## Prompt
Show every row below that contains the string "table", copying each one in full. Matching is case-sensitive.

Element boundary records
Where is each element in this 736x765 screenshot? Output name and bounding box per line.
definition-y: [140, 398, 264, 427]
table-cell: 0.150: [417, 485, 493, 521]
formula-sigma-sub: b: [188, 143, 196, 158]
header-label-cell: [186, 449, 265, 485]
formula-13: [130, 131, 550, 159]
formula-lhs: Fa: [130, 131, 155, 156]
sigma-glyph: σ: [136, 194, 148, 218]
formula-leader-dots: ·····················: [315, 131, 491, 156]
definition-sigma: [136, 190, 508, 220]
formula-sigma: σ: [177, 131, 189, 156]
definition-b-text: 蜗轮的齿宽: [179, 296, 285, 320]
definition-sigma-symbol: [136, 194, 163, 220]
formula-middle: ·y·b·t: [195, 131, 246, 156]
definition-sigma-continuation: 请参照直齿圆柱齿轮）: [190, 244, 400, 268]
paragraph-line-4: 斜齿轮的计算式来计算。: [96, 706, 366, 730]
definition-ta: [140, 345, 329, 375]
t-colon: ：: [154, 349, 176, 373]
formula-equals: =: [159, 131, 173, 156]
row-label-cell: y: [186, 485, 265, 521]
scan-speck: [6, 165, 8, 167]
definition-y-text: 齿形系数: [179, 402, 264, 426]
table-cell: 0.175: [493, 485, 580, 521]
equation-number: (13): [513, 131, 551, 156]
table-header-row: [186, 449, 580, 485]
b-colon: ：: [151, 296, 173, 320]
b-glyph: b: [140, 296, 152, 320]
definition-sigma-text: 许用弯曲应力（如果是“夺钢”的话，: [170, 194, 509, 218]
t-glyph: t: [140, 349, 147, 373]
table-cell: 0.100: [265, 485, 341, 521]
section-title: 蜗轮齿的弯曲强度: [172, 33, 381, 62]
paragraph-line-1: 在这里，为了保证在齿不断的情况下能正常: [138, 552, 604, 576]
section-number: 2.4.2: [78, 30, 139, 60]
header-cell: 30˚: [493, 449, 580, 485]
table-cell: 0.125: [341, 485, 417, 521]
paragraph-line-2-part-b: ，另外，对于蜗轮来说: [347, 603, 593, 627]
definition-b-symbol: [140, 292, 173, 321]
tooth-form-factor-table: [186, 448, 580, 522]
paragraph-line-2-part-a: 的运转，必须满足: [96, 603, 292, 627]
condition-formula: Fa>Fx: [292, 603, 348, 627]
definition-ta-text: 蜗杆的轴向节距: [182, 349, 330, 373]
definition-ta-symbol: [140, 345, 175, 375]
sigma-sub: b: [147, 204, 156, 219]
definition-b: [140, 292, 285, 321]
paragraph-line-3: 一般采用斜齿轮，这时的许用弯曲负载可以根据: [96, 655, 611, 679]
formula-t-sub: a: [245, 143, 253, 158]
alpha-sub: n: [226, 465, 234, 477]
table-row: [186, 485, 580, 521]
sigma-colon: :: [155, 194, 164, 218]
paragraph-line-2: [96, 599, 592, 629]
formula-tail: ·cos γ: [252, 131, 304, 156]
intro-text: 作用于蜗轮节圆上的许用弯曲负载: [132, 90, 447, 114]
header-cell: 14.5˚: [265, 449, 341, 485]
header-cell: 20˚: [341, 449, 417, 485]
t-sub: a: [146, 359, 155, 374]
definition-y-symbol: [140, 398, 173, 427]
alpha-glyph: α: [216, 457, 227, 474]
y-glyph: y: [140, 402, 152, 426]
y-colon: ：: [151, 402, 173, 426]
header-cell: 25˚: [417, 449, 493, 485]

## Result for this task
table-cell: 0.150: [417, 485, 493, 521]
table-cell: 0.175: [493, 485, 580, 521]
table-header-row: [186, 449, 580, 485]
table-cell: 0.100: [265, 485, 341, 521]
table-cell: 0.125: [341, 485, 417, 521]
tooth-form-factor-table: [186, 448, 580, 522]
table-row: [186, 485, 580, 521]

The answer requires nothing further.